*The problem*. Scan the material and copy every line in which "Sozialdemokraten" appears.

*Input records*.
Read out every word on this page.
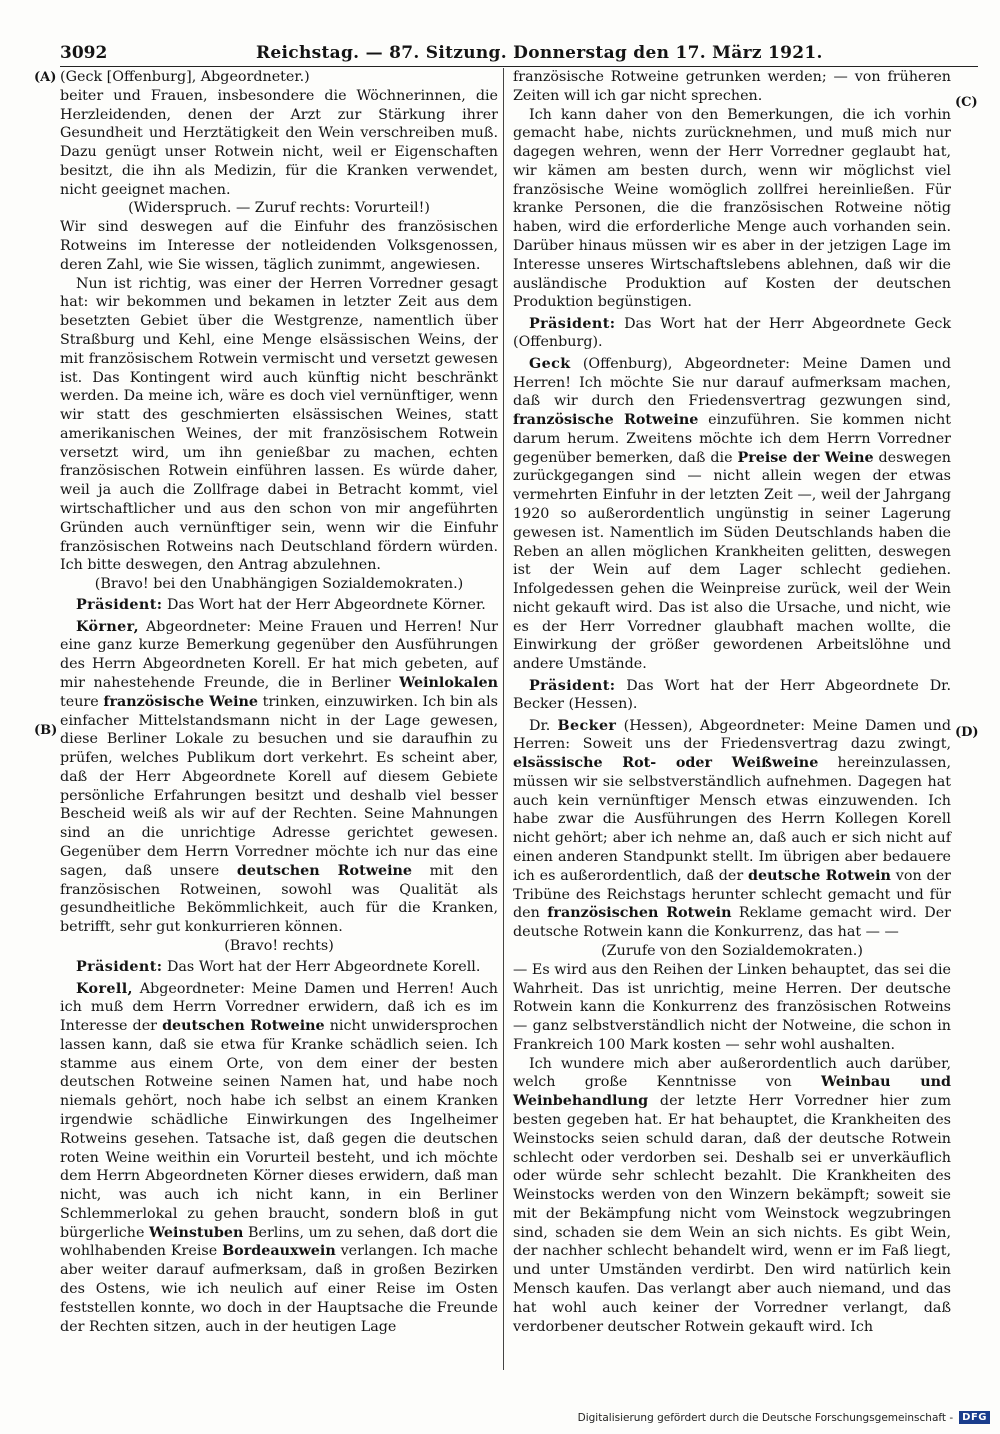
3092	Reichstag. — 87. Sitzung. Donnerstag den 17. März 1921.
(A)
(B)
(C)
(D)

(Geck [Offenburg], Abgeordneter.)

beiter und Frauen, insbesondere die Wöchnerinnen, die Herzleidenden, denen der Arzt zur Stärkung ihrer Gesundheit und Herztätigkeit den Wein verschreiben muß. Dazu genügt unser Rotwein nicht, weil er Eigenschaften besitzt, die ihn als Medizin, für die Kranken verwendet, nicht geeignet machen.

(Widerspruch. — Zuruf rechts: Vorurteil!)

Wir sind deswegen auf die Einfuhr des französischen Rotweins im Interesse der notleidenden Volksgenossen, deren Zahl, wie Sie wissen, täglich zunimmt, angewiesen.

Nun ist richtig, was einer der Herren Vorredner gesagt hat: wir bekommen und bekamen in letzter Zeit aus dem besetzten Gebiet über die Westgrenze, namentlich über Straßburg und Kehl, eine Menge elsässischen Weins, der mit französischem Rotwein vermischt und versetzt gewesen ist. Das Kontingent wird auch künftig nicht beschränkt werden. Da meine ich, wäre es doch viel vernünftiger, wenn wir statt des geschmierten elsässischen Weines, statt amerikanischen Weines, der mit französischem Rotwein versetzt wird, um ihn genießbar zu machen, echten französischen Rotwein einführen lassen. Es würde daher, weil ja auch die Zollfrage dabei in Betracht kommt, viel wirtschaftlicher und aus den schon von mir angeführten Gründen auch vernünftiger sein, wenn wir die Einfuhr französischen Rotweins nach Deutschland fördern würden. Ich bitte deswegen, den Antrag abzulehnen.

(Bravo! bei den Unabhängigen Sozialdemokraten.)

Präsident: Das Wort hat der Herr Abgeordnete Körner.

Körner, Abgeordneter: Meine Frauen und Herren! Nur eine ganz kurze Bemerkung gegenüber den Ausführungen des Herrn Abgeordneten Korell. Er hat mich gebeten, auf mir nahestehende Freunde, die in Berliner Weinlokalen teure französische Weine trinken, einzuwirken. Ich bin als einfacher Mittelstandsmann nicht in der Lage gewesen, diese Berliner Lokale zu besuchen und sie daraufhin zu prüfen, welches Publikum dort verkehrt. Es scheint aber, daß der Herr Abgeordnete Korell auf diesem Gebiete persönliche Erfahrungen besitzt und deshalb viel besser Bescheid weiß als wir auf der Rechten. Seine Mahnungen sind an die unrichtige Adresse gerichtet gewesen. Gegenüber dem Herrn Vorredner möchte ich nur das eine sagen, daß unsere deutschen Rotweine mit den französischen Rotweinen, sowohl was Qualität als gesundheitliche Bekömmlichkeit, auch für die Kranken, betrifft, sehr gut konkurrieren können.

(Bravo! rechts)

Präsident: Das Wort hat der Herr Abgeordnete Korell.

Korell, Abgeordneter: Meine Damen und Herren! Auch ich muß dem Herrn Vorredner erwidern, daß ich es im Interesse der deutschen Rotweine nicht unwidersprochen lassen kann, daß sie etwa für Kranke schädlich seien. Ich stamme aus einem Orte, von dem einer der besten deutschen Rotweine seinen Namen hat, und habe noch niemals gehört, noch habe ich selbst an einem Kranken irgendwie schädliche Einwirkungen des Ingelheimer Rotweins gesehen. Tatsache ist, daß gegen die deutschen roten Weine weithin ein Vorurteil besteht, und ich möchte dem Herrn Abgeordneten Körner dieses erwidern, daß man nicht, was auch ich nicht kann, in ein Berliner Schlemmerlokal zu gehen braucht, sondern bloß in gut bürgerliche Weinstuben Berlins, um zu sehen, daß dort die wohlhabenden Kreise Bordeauxwein verlangen. Ich mache aber weiter darauf aufmerksam, daß in großen Bezirken des Ostens, wie ich neulich auf einer Reise im Osten feststellen konnte, wo doch in der Hauptsache die Freunde der Rechten sitzen, auch in der heutigen Lage

französische Rotweine getrunken werden; — von früheren Zeiten will ich gar nicht sprechen.

Ich kann daher von den Bemerkungen, die ich vorhin gemacht habe, nichts zurücknehmen, und muß mich nur dagegen wehren, wenn der Herr Vorredner geglaubt hat, wir kämen am besten durch, wenn wir möglichst viel französische Weine womöglich zollfrei hereinließen. Für kranke Personen, die die französischen Rotweine nötig haben, wird die erforderliche Menge auch vorhanden sein. Darüber hinaus müssen wir es aber in der jetzigen Lage im Interesse unseres Wirtschaftslebens ablehnen, daß wir die ausländische Produktion auf Kosten der deutschen Produktion begünstigen.

Präsident: Das Wort hat der Herr Abgeordnete Geck (Offenburg).

Geck (Offenburg), Abgeordneter: Meine Damen und Herren! Ich möchte Sie nur darauf aufmerksam machen, daß wir durch den Friedensvertrag gezwungen sind, französische Rotweine einzuführen. Sie kommen nicht darum herum. Zweitens möchte ich dem Herrn Vorredner gegenüber bemerken, daß die Preise der Weine deswegen zurückgegangen sind — nicht allein wegen der etwas vermehrten Einfuhr in der letzten Zeit —, weil der Jahrgang 1920 so außerordentlich ungünstig in seiner Lagerung gewesen ist. Namentlich im Süden Deutschlands haben die Reben an allen möglichen Krankheiten gelitten, deswegen ist der Wein auf dem Lager schlecht gediehen. Infolgedessen gehen die Weinpreise zurück, weil der Wein nicht gekauft wird. Das ist also die Ursache, und nicht, wie es der Herr Vorredner glaubhaft machen wollte, die Einwirkung der größer gewordenen Arbeitslöhne und andere Umstände.

Präsident: Das Wort hat der Herr Abgeordnete Dr. Becker (Hessen).

Dr. Becker (Hessen), Abgeordneter: Meine Damen und Herren: Soweit uns der Friedensvertrag dazu zwingt, elsässische Rot- oder Weißweine hereinzulassen, müssen wir sie selbstverständlich aufnehmen. Dagegen hat auch kein vernünftiger Mensch etwas einzuwenden. Ich habe zwar die Ausführungen des Herrn Kollegen Korell nicht gehört; aber ich nehme an, daß auch er sich nicht auf einen anderen Standpunkt stellt. Im übrigen aber bedauere ich es außerordentlich, daß der deutsche Rotwein von der Tribüne des Reichstags herunter schlecht gemacht und für den französischen Rotwein Reklame gemacht wird. Der deutsche Rotwein kann die Konkurrenz, das hat — —

(Zurufe von den Sozialdemokraten.)

— Es wird aus den Reihen der Linken behauptet, das sei die Wahrheit. Das ist unrichtig, meine Herren. Der deutsche Rotwein kann die Konkurrenz des französischen Rotweins — ganz selbstverständlich nicht der Notweine, die schon in Frankreich 100 Mark kosten — sehr wohl aushalten.

Ich wundere mich aber außerordentlich auch darüber, welch große Kenntnisse von Weinbau und Weinbehandlung der letzte Herr Vorredner hier zum besten gegeben hat. Er hat behauptet, die Krankheiten des Weinstocks seien schuld daran, daß der deutsche Rotwein schlecht oder verdorben sei. Deshalb sei er unverkäuflich oder würde sehr schlecht bezahlt. Die Krankheiten des Weinstocks werden von den Winzern bekämpft; soweit sie mit der Bekämpfung nicht vom Weinstock wegzubringen sind, schaden sie dem Wein an sich nichts. Es gibt Wein, der nachher schlecht behandelt wird, wenn er im Faß liegt, und unter Umständen verdirbt. Den wird natürlich kein Mensch kaufen. Das verlangt aber auch niemand, und das hat wohl auch keiner der Vorredner verlangt, daß verdorbener deutscher Rotwein gekauft wird. Ich

Digitalisierung gefördert durch die Deutsche Forschungsgemeinschaft - DFG
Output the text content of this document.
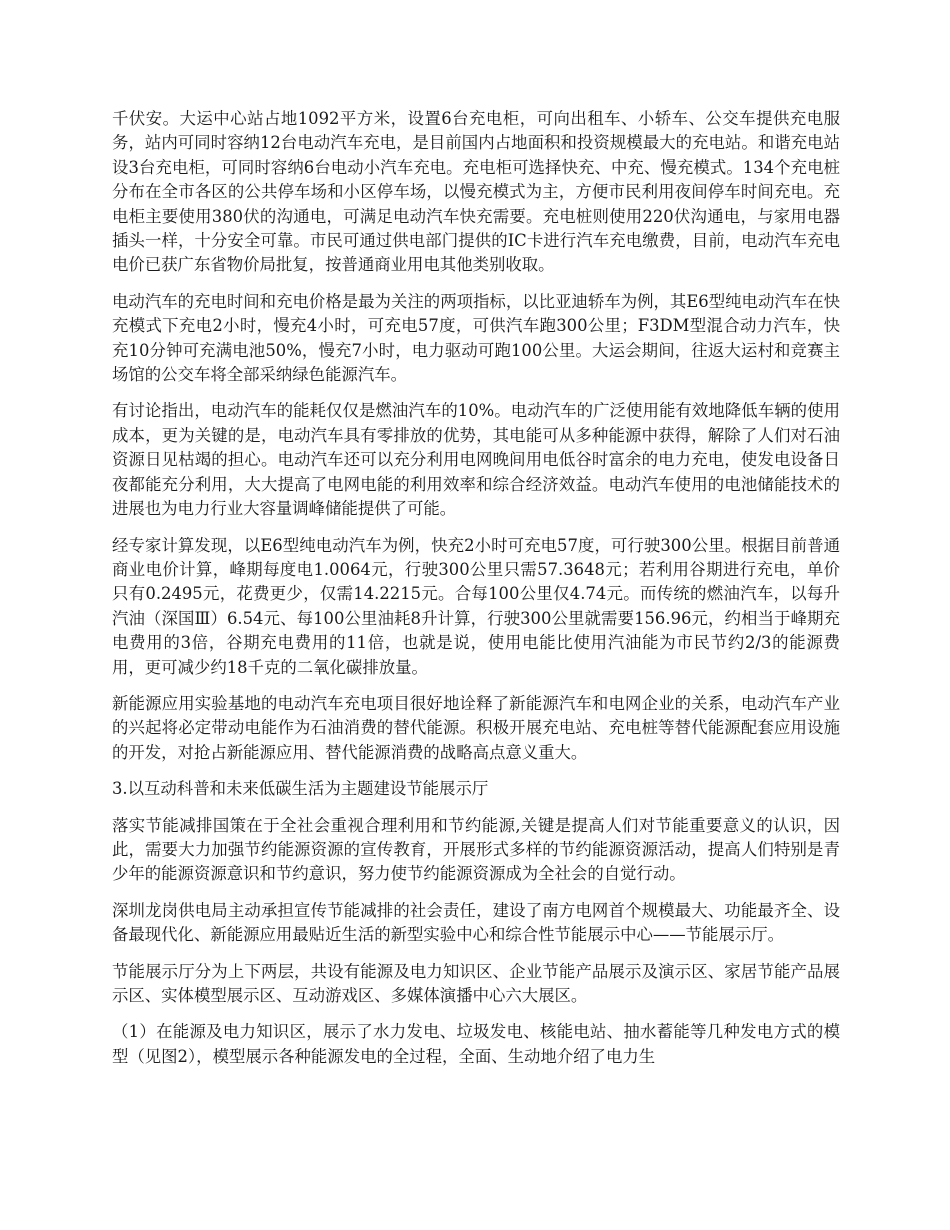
千伏安。大运中心站占地1092平方米，设置6台充电柜，可向出租车、小轿车、公交车提供充电服务，站内可同时容纳12台电动汽车充电，是目前国内占地面积和投资规模最大的充电站。和谐充电站设3台充电柜，可同时容纳6台电动小汽车充电。充电柜可选择快充、中充、慢充模式。134个充电桩分布在全市各区的公共停车场和小区停车场，以慢充模式为主，方便市民利用夜间停车时间充电。充电柜主要使用380伏的沟通电，可满足电动汽车快充需要。充电桩则使用220伏沟通电，与家用电器插头一样，十分安全可靠。市民可通过供电部门提供的IC卡进行汽车充电缴费，目前，电动汽车充电电价已获广东省物价局批复，按普通商业用电其他类别收取。

电动汽车的充电时间和充电价格是最为关注的两项指标，以比亚迪轿车为例，其E6型纯电动汽车在快充模式下充电2小时，慢充4小时，可充电57度，可供汽车跑300公里；F3DM型混合动力汽车，快充10分钟可充满电池50%，慢充7小时，电力驱动可跑100公里。大运会期间，往返大运村和竞赛主场馆的公交车将全部采纳绿色能源汽车。

有讨论指出，电动汽车的能耗仅仅是燃油汽车的10%。电动汽车的广泛使用能有效地降低车辆的使用成本，更为关键的是，电动汽车具有零排放的优势，其电能可从多种能源中获得，解除了人们对石油资源日见枯竭的担心。电动汽车还可以充分利用电网晚间用电低谷时富余的电力充电，使发电设备日夜都能充分利用，大大提高了电网电能的利用效率和综合经济效益。电动汽车使用的电池储能技术的进展也为电力行业大容量调峰储能提供了可能。

经专家计算发现，以E6型纯电动汽车为例，快充2小时可充电57度，可行驶300公里。根据目前普通商业电价计算，峰期每度电1.0064元，行驶300公里只需57.3648元；若利用谷期进行充电，单价只有0.2495元，花费更少，仅需14.2215元。合每100公里仅4.74元。而传统的燃油汽车，以每升汽油（深国Ⅲ）6.54元、每100公里油耗8升计算，行驶300公里就需要156.96元，约相当于峰期充电费用的3倍，谷期充电费用的11倍，也就是说，使用电能比使用汽油能为市民节约2/3的能源费用，更可减少约18千克的二氧化碳排放量。

新能源应用实验基地的电动汽车充电项目很好地诠释了新能源汽车和电网企业的关系，电动汽车产业的兴起将必定带动电能作为石油消费的替代能源。积极开展充电站、充电桩等替代能源配套应用设施的开发，对抢占新能源应用、替代能源消费的战略高点意义重大。

3.以互动科普和未来低碳生活为主题建设节能展示厅

落实节能减排国策在于全社会重视合理利用和节约能源,关键是提高人们对节能重要意义的认识，因此，需要大力加强节约能源资源的宣传教育，开展形式多样的节约能源资源活动，提高人们特别是青少年的能源资源意识和节约意识，努力使节约能源资源成为全社会的自觉行动。

深圳龙岗供电局主动承担宣传节能减排的社会责任，建设了南方电网首个规模最大、功能最齐全、设备最现代化、新能源应用最贴近生活的新型实验中心和综合性节能展示中心——节能展示厅。

节能展示厅分为上下两层，共设有能源及电力知识区、企业节能产品展示及演示区、家居节能产品展示区、实体模型展示区、互动游戏区、多媒体演播中心六大展区。

（1）在能源及电力知识区，展示了水力发电、垃圾发电、核能电站、抽水蓄能等几种发电方式的模型（见图2），模型展示各种能源发电的全过程，全面、生动地介绍了电力生
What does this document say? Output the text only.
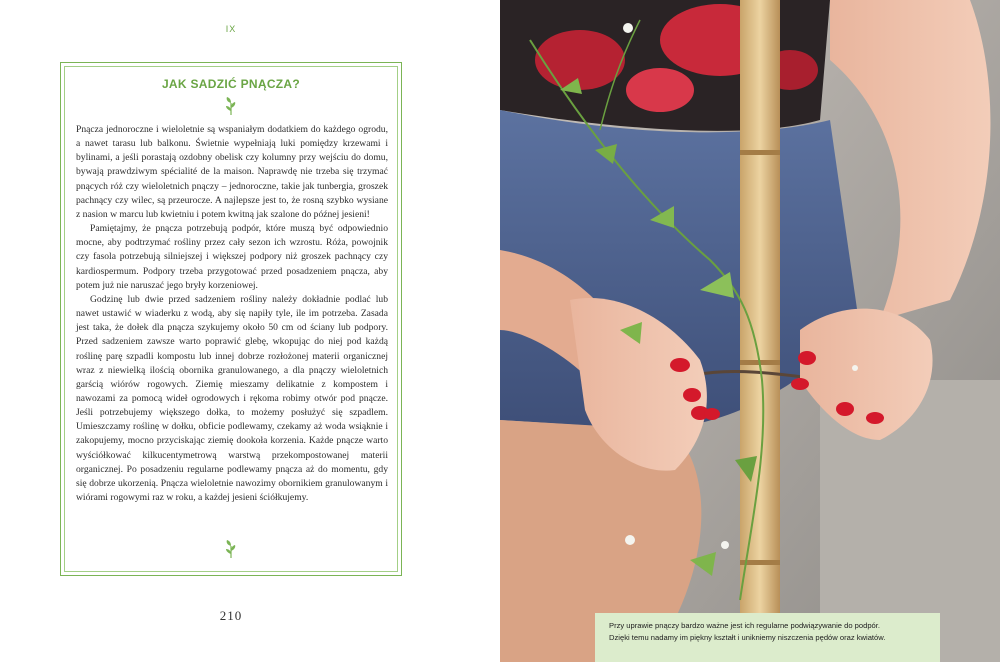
IX
JAK SADZIĆ PNĄCZA?

Pnącza jednoroczne i wieloletnie są wspaniałym dodatkiem do każdego ogrodu, a nawet tarasu lub balkonu. Świetnie wypełniają luki pomiędzy krzewami i bylinami, a jeśli porastają ozdobny obelisk czy kolumny przy wejściu do domu, bywają prawdziwym spécialité de la maison. Naprawdę nie trzeba się trzymać pnących róż czy wieloletnich pnączy – jednoroczne, takie jak tunbergia, groszek pachnący czy wilec, są przeurocze. A najlepsze jest to, że rosną szybko wysiane z nasion w marcu lub kwietniu i potem kwitną jak szalone do późnej jesieni!

Pamiętajmy, że pnącza potrzebują podpór, które muszą być odpowiednio mocne, aby podtrzymać rośliny przez cały sezon ich wzrostu. Róża, powojnik czy fasola potrzebują silniejszej i większej podpory niż groszek pachnący czy kardiospermum. Podpory trzeba przygotować przed posadzeniem pnącza, aby potem już nie naruszać jego bryły korzeniowej.

Godzinę lub dwie przed sadzeniem rośliny należy dokładnie podlać lub nawet ustawić w wiaderku z wodą, aby się napiły tyle, ile im potrzeba. Zasada jest taka, że dołek dla pnącza szykujemy około 50 cm od ściany lub podpory. Przed sadzeniem zawsze warto poprawić glebę, wkopując do niej pod każdą roślinę parę szpadli kompostu lub innej dobrze rozłożonej materii organicznej wraz z niewielką ilością obornika granulowanego, a dla pnączy wieloletnich garścią wiórów rogowych. Ziemię mieszamy delikatnie z kompostem i nawozami za pomocą wideł ogrodowych i rękoma robimy otwór pod pnącze. Jeśli potrzebujemy większego dołka, to możemy posłużyć się szpadlem. Umieszczamy roślinę w dołku, obficie podlewamy, czekamy aż woda wsiąknie i zakopujemy, mocno przyciskając ziemię dookoła korzenia. Każde pnącze warto wyściółkować kilkucentymetrową warstwą przekompostowanej materii organicznej. Po posadzeniu regularne podlewamy pnącza aż do momentu, gdy się dobrze ukorzenią. Pnącza wieloletnie nawozimy obornikiem granulowanym i wiórami rogowymi raz w roku, a każdej jesieni ściółkujemy.

210
Przy uprawie pnączy bardzo ważne jest ich regularne podwiązywanie do podpór.
Dzięki temu nadamy im piękny kształt i unikniemy niszczenia pędów oraz kwiatów.
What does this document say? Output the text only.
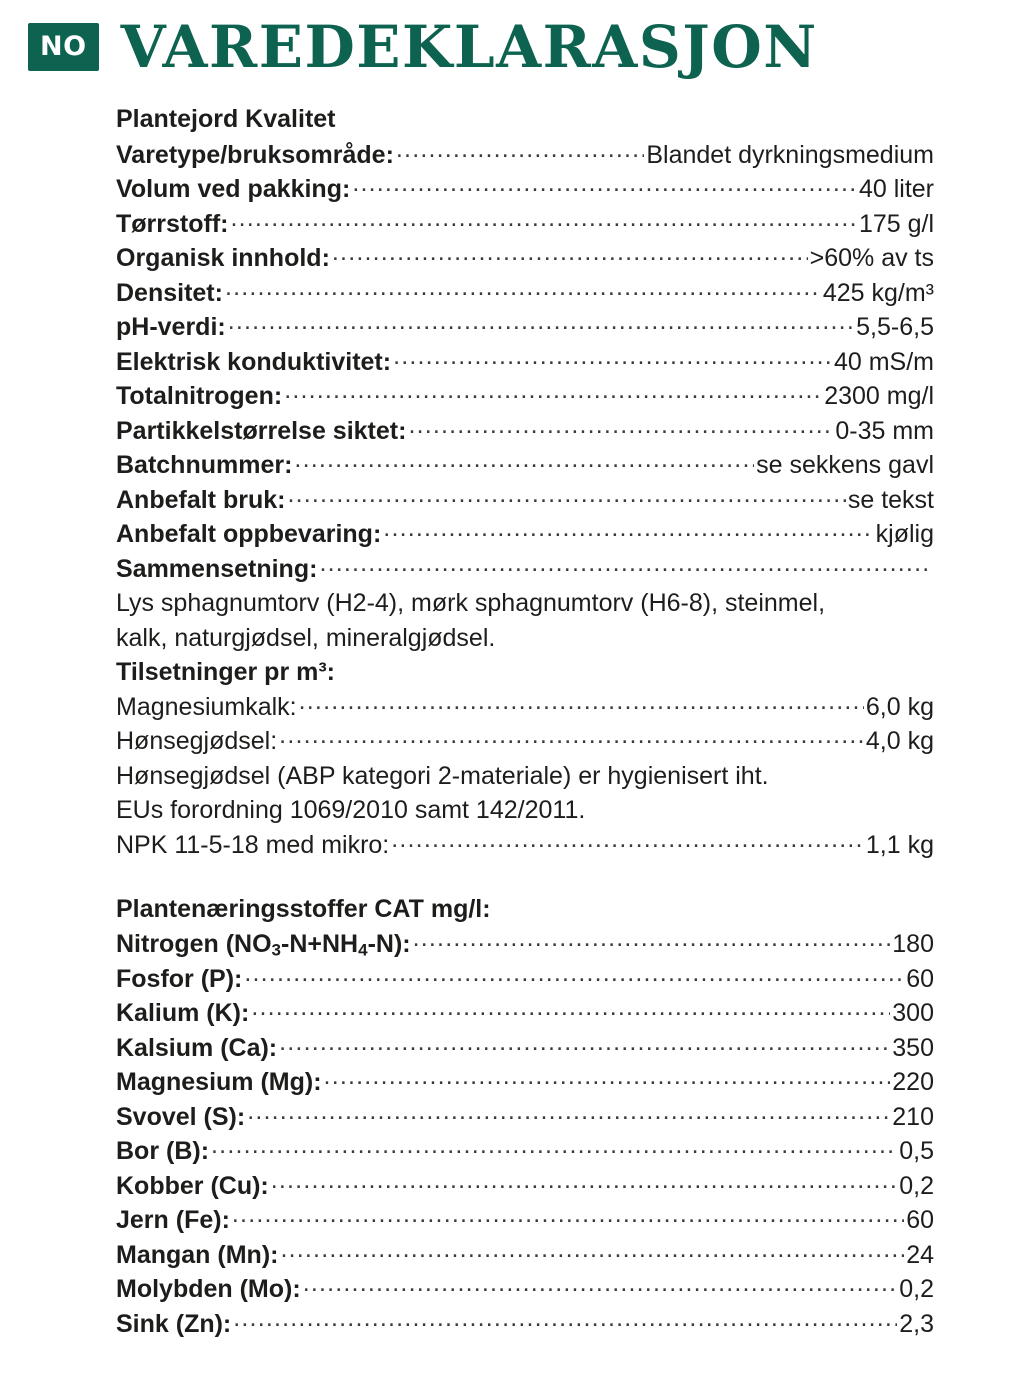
NO VAREDEKLARASJON
Plantejord Kvalitet
Varetype/bruksområde: .....	Blandet dyrkningsmedium
Volum ved pakking: .....	40 liter
Tørrstoff: .....	175 g/l
Organisk innhold: .....	>60% av ts
Densitet: .....	425 kg/m³
pH-verdi: .....	5,5-6,5
Elektrisk konduktivitet: .....	40 mS/m
Totalnitrogen: .....	2300 mg/l
Partikkelstørrelse siktet: .....	0-35 mm
Batchnummer: .....	se sekkens gavl
Anbefalt bruk: .....	se tekst
Anbefalt oppbevaring: .....	kjølig
Sammensetning:
.....
Lys sphagnumtorv (H2-4), mørk sphagnumtorv (H6-8), steinmel,
kalk, naturgjødsel, mineralgjødsel.
Tilsetninger pr m³:
Magnesiumkalk: .....	6,0 kg
Hønsegjødsel: .....	4,0 kg
Hønsegjødsel (ABP kategori 2-materiale) er hygienisert iht.
EUs forordning 1069/2010 samt 142/2011.
NPK 11-5-18 med mikro: .....	1,1 kg
Plantenæringsstoffer CAT mg/l:
Nitrogen $(NO_3-N+NH_4-N)$: .....	180
Fosfor (P): .....	60
Kalium (K): .....	300
Kalsium (Ca): .....	350
Magnesium (Mg): .....	220
Svovel (S): .....	210
Bor (B): .....	0,5
Kobber (Cu): .....	0,2
Jern (Fe): .....	60
Mangan (Mn): .....	24
Molybden (Mo): .....	0,2
Sink (Zn): .....	2,3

*Finished answer*.
(Bravo! bei den Unabhängigen Sozialdemokraten.)
(Zurufe von den Sozialdemokraten.)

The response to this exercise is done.